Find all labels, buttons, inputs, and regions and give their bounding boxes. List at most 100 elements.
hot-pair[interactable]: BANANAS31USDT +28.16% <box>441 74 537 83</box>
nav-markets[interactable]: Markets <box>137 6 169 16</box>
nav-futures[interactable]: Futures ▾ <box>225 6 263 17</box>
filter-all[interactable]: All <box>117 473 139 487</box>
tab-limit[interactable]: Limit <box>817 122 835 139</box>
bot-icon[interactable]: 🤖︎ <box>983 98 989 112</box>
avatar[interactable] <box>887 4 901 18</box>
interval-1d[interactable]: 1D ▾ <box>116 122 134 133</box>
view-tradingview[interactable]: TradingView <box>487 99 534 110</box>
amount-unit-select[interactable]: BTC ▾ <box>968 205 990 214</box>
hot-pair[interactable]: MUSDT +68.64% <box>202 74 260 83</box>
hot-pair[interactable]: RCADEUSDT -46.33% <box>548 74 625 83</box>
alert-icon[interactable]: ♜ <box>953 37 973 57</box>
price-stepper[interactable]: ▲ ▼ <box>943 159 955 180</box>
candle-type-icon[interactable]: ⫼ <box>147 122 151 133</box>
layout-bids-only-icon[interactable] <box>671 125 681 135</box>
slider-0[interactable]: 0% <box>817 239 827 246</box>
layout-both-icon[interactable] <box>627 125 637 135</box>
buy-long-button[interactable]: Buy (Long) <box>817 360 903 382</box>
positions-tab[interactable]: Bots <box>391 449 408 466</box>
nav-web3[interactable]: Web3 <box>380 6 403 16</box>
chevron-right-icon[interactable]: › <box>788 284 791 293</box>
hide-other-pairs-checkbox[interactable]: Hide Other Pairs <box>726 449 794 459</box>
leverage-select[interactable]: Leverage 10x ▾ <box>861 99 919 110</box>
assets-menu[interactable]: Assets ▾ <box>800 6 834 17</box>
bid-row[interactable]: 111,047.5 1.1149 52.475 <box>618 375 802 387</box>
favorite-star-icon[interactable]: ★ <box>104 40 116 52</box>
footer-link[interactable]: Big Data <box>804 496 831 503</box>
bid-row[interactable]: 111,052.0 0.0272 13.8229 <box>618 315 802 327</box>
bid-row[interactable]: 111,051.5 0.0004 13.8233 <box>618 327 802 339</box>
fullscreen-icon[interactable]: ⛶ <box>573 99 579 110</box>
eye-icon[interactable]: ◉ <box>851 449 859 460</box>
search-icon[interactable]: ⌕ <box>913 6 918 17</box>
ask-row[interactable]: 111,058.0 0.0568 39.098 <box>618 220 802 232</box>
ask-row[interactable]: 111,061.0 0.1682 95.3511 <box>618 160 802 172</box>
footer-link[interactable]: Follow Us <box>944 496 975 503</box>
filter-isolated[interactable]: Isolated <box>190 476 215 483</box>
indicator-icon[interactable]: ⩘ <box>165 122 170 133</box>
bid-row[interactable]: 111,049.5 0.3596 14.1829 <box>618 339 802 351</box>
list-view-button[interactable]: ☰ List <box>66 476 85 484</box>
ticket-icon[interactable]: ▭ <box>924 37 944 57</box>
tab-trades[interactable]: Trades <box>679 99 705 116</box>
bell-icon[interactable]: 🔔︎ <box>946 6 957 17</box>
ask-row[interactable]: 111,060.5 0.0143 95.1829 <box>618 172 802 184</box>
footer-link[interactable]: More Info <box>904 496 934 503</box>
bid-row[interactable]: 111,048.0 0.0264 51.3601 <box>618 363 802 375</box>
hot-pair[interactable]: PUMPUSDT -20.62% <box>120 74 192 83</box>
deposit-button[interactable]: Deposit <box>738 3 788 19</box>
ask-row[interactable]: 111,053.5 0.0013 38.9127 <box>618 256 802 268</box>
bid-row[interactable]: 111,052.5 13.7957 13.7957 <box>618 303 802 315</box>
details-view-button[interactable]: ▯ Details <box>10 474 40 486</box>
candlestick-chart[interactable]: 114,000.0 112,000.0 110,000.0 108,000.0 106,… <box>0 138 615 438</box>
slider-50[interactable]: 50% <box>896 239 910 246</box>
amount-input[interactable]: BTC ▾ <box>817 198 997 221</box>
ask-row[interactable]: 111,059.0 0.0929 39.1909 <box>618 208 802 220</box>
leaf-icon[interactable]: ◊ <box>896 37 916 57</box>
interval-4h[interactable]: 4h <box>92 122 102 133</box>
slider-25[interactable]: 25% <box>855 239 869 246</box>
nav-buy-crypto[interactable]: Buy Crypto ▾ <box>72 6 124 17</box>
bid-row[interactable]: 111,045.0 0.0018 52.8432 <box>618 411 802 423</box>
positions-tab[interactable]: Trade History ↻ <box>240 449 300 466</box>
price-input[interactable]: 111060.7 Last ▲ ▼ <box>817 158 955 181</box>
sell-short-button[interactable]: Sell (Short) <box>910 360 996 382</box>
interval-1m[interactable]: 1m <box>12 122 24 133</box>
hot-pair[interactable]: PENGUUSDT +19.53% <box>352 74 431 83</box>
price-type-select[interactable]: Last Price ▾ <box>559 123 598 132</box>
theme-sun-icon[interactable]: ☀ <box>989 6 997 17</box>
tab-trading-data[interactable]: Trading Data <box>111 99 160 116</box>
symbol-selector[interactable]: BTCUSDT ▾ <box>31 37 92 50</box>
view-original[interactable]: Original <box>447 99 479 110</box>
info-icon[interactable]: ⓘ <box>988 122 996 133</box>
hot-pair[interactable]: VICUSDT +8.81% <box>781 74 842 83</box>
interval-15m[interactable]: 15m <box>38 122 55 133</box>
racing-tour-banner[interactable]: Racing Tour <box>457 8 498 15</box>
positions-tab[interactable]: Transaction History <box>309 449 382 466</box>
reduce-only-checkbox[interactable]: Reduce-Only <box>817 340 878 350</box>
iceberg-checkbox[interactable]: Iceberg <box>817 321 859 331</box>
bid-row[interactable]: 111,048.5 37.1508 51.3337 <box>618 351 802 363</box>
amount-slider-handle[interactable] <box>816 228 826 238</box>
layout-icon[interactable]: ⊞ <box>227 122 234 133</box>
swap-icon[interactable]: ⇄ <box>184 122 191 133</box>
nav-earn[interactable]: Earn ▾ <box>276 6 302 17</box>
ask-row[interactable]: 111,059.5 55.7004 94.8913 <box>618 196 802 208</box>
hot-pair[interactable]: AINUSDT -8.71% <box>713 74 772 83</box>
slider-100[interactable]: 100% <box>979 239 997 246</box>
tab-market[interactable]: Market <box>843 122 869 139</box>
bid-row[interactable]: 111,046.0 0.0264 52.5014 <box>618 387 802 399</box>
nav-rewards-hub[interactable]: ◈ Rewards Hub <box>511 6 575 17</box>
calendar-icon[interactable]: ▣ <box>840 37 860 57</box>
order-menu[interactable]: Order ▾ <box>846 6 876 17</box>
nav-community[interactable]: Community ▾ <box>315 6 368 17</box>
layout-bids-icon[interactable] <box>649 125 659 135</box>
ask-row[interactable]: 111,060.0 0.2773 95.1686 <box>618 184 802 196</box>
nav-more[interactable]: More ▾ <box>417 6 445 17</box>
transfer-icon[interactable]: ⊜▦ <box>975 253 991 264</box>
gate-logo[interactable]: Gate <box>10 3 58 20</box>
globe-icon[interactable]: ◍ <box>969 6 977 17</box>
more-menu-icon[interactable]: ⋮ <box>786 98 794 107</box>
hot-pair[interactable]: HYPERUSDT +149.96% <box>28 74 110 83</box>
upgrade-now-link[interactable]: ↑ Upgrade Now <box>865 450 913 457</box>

### TASK TO CARRY OUT
Lay out every line of the data above as a Markdown table with two columns, Row and Line, numbering each row and omitting blank lines.

### ANSWER TO THE PROBLEM
| Row | Line |
|---|---|
| 1 | Find all labels, buttons, inputs, and regions and give their bounding boxes. List at most 100 elements. |
| 2 | hot-pair[interactable]: BANANAS31USDT +28.16% <box>441 74 537 83</box> |
| 3 | nav-markets[interactable]: Markets <box>137 6 169 16</box> |
| 4 | nav-futures[interactable]: Futures ▾ <box>225 6 263 17</box> |
| 5 | filter-all[interactable]: All <box>117 473 139 487</box> |
| 6 | tab-limit[interactable]: Limit <box>817 122 835 139</box> |
| 7 | bot-icon[interactable]: 🤖︎ <box>983 98 989 112</box> |
| 8 | avatar[interactable] <box>887 4 901 18</box> |
| 9 | interval-1d[interactable]: 1D ▾ <box>116 122 134 133</box> |
| 10 | view-tradingview[interactable]: TradingView <box>487 99 534 110</box> |
| 11 | amount-unit-select[interactable]: BTC ▾ <box>968 205 990 214</box> |
| 12 | hot-pair[interactable]: MUSDT +68.64% <box>202 74 260 83</box> |
| 13 | hot-pair[interactable]: RCADEUSDT -46.33% <box>548 74 625 83</box> |
| 14 | alert-icon[interactable]: ♜ <box>953 37 973 57</box> |
| 15 | price-stepper[interactable]: ▲ ▼ <box>943 159 955 180</box> |
| 16 | candle-type-icon[interactable]: ⫼ <box>147 122 151 133</box> |
| 17 | layout-bids-only-icon[interactable] <box>671 125 681 135</box> |
| 18 | slider-0[interactable]: 0% <box>817 239 827 246</box> |
| 19 | layout-both-icon[interactable] <box>627 125 637 135</box> |
| 20 | buy-long-button[interactable]: Buy (Long) <box>817 360 903 382</box> |
| 21 | positions-tab[interactable]: Bots <box>391 449 408 466</box> |
| 22 | nav-web3[interactable]: Web3 <box>380 6 403 16</box> |
| 23 | chevron-right-icon[interactable]: › <box>788 284 791 293</box> |
| 24 | hide-other-pairs-checkbox[interactable]: Hide Other Pairs <box>726 449 794 459</box> |
| 25 | leverage-select[interactable]: Leverage 10x ▾ <box>861 99 919 110</box> |
| 26 | assets-menu[interactable]: Assets ▾ <box>800 6 834 17</box> |
| 27 | bid-row[interactable]: 111,047.5 1.1149 52.475 <box>618 375 802 387</box> |
| 28 | favorite-star-icon[interactable]: ★ <box>104 40 116 52</box> |
| 29 | footer-link[interactable]: Big Data <box>804 496 831 503</box> |
| 30 | bid-row[interactable]: 111,052.0 0.0272 13.8229 <box>618 315 802 327</box> |
| 31 | bid-row[interactable]: 111,051.5 0.0004 13.8233 <box>618 327 802 339</box> |
| 32 | fullscreen-icon[interactable]: ⛶ <box>573 99 579 110</box> |
| 33 | eye-icon[interactable]: ◉ <box>851 449 859 460</box> |
| 34 | search-icon[interactable]: ⌕ <box>913 6 918 17</box> |
| 35 | ask-row[interactable]: 111,058.0 0.0568 39.098 <box>618 220 802 232</box> |
| 36 | ask-row[interactable]: 111,061.0 0.1682 95.3511 <box>618 160 802 172</box> |
| 37 | footer-link[interactable]: Follow Us <box>944 496 975 503</box> |
| 38 | filter-isolated[interactable]: Isolated <box>190 476 215 483</box> |
| 39 | indicator-icon[interactable]: ⩘ <box>165 122 170 133</box> |
| 40 | bid-row[interactable]: 111,049.5 0.3596 14.1829 <box>618 339 802 351</box> |
| 41 | list-view-button[interactable]: ☰ List <box>66 476 85 484</box> |
| 42 | ticket-icon[interactable]: ▭ <box>924 37 944 57</box> |
| 43 | tab-trades[interactable]: Trades <box>679 99 705 116</box> |
| 44 | bell-icon[interactable]: 🔔︎ <box>946 6 957 17</box> |
| 45 | ask-row[interactable]: 111,060.5 0.0143 95.1829 <box>618 172 802 184</box> |
| 46 | footer-link[interactable]: More Info <box>904 496 934 503</box> |
| 47 | bid-row[interactable]: 111,048.0 0.0264 51.3601 <box>618 363 802 375</box> |
| 48 | hot-pair[interactable]: PUMPUSDT -20.62% <box>120 74 192 83</box> |
| 49 | deposit-button[interactable]: Deposit <box>738 3 788 19</box> |
| 50 | ask-row[interactable]: 111,053.5 0.0013 38.9127 <box>618 256 802 268</box> |
| 51 | bid-row[interactable]: 111,052.5 13.7957 13.7957 <box>618 303 802 315</box> |
| 52 | details-view-button[interactable]: ▯ Details <box>10 474 40 486</box> |
| 53 | candlestick-chart[interactable]: 114,000.0 112,000.0 110,000.0 108,000.0 106,… <box>0 138 615 438</box> |
| 54 | slider-50[interactable]: 50% <box>896 239 910 246</box> |
| 55 | amount-input[interactable]: BTC ▾ <box>817 198 997 221</box> |
| 56 | ask-row[interactable]: 111,059.0 0.0929 39.1909 <box>618 208 802 220</box> |
| 57 | leaf-icon[interactable]: ◊ <box>896 37 916 57</box> |
| 58 | interval-4h[interactable]: 4h <box>92 122 102 133</box> |
| 59 | slider-25[interactable]: 25% <box>855 239 869 246</box> |
| 60 | nav-buy-crypto[interactable]: Buy Crypto ▾ <box>72 6 124 17</box> |
| 61 | bid-row[interactable]: 111,045.0 0.0018 52.8432 <box>618 411 802 423</box> |
| 62 | positions-tab[interactable]: Trade History ↻ <box>240 449 300 466</box> |
| 63 | price-input[interactable]: 111060.7 Last ▲ ▼ <box>817 158 955 181</box> |
| 64 | sell-short-button[interactable]: Sell (Short) <box>910 360 996 382</box> |
| 65 | interval-1m[interactable]: 1m <box>12 122 24 133</box> |
| 66 | hot-pair[interactable]: PENGUUSDT +19.53% <box>352 74 431 83</box> |
| 67 | price-type-select[interactable]: Last Price ▾ <box>559 123 598 132</box> |
| 68 | theme-sun-icon[interactable]: ☀ <box>989 6 997 17</box> |
| 69 | tab-trading-data[interactable]: Trading Data <box>111 99 160 116</box> |
| 70 | symbol-selector[interactable]: BTCUSDT ▾ <box>31 37 92 50</box> |
| 71 | view-original[interactable]: Original <box>447 99 479 110</box> |
| 72 | info-icon[interactable]: ⓘ <box>988 122 996 133</box> |
| 73 | hot-pair[interactable]: VICUSDT +8.81% <box>781 74 842 83</box> |
| 74 | interval-15m[interactable]: 15m <box>38 122 55 133</box> |
| 75 | racing-tour-banner[interactable]: Racing Tour <box>457 8 498 15</box> |
| 76 | positions-tab[interactable]: Transaction History <box>309 449 382 466</box> |
| 77 | reduce-only-checkbox[interactable]: Reduce-Only <box>817 340 878 350</box> |
| 78 | iceberg-checkbox[interactable]: Iceberg <box>817 321 859 331</box> |
| 79 | bid-row[interactable]: 111,048.5 37.1508 51.3337 <box>618 351 802 363</box> |
| 80 | amount-slider-handle[interactable] <box>816 228 826 238</box> |
| 81 | layout-icon[interactable]: ⊞ <box>227 122 234 133</box> |
| 82 | swap-icon[interactable]: ⇄ <box>184 122 191 133</box> |
| 83 | nav-earn[interactable]: Earn ▾ <box>276 6 302 17</box> |
| 84 | ask-row[interactable]: 111,059.5 55.7004 94.8913 <box>618 196 802 208</box> |
| 85 | hot-pair[interactable]: AINUSDT -8.71% <box>713 74 772 83</box> |
| 86 | slider-100[interactable]: 100% <box>979 239 997 246</box> |
| 87 | tab-market[interactable]: Market <box>843 122 869 139</box> |
| 88 | bid-row[interactable]: 111,046.0 0.0264 52.5014 <box>618 387 802 399</box> |
| 89 | nav-rewards-hub[interactable]: ◈ Rewards Hub <box>511 6 575 17</box> |
| 90 | calendar-icon[interactable]: ▣ <box>840 37 860 57</box> |
| 91 | order-menu[interactable]: Order ▾ <box>846 6 876 17</box> |
| 92 | nav-community[interactable]: Community ▾ <box>315 6 368 17</box> |
| 93 | layout-bids-icon[interactable] <box>649 125 659 135</box> |
| 94 | ask-row[interactable]: 111,060.0 0.2773 95.1686 <box>618 184 802 196</box> |
| 95 | nav-more[interactable]: More ▾ <box>417 6 445 17</box> |
| 96 | transfer-icon[interactable]: ⊜▦ <box>975 253 991 264</box> |
| 97 | gate-logo[interactable]: Gate <box>10 3 58 20</box> |
| 98 | globe-icon[interactable]: ◍ <box>969 6 977 17</box> |
| 99 | more-menu-icon[interactable]: ⋮ <box>786 98 794 107</box> |
| 100 | hot-pair[interactable]: HYPERUSDT +149.96% <box>28 74 110 83</box> |
| 101 | upgrade-now-link[interactable]: ↑ Upgrade Now <box>865 450 913 457</box> |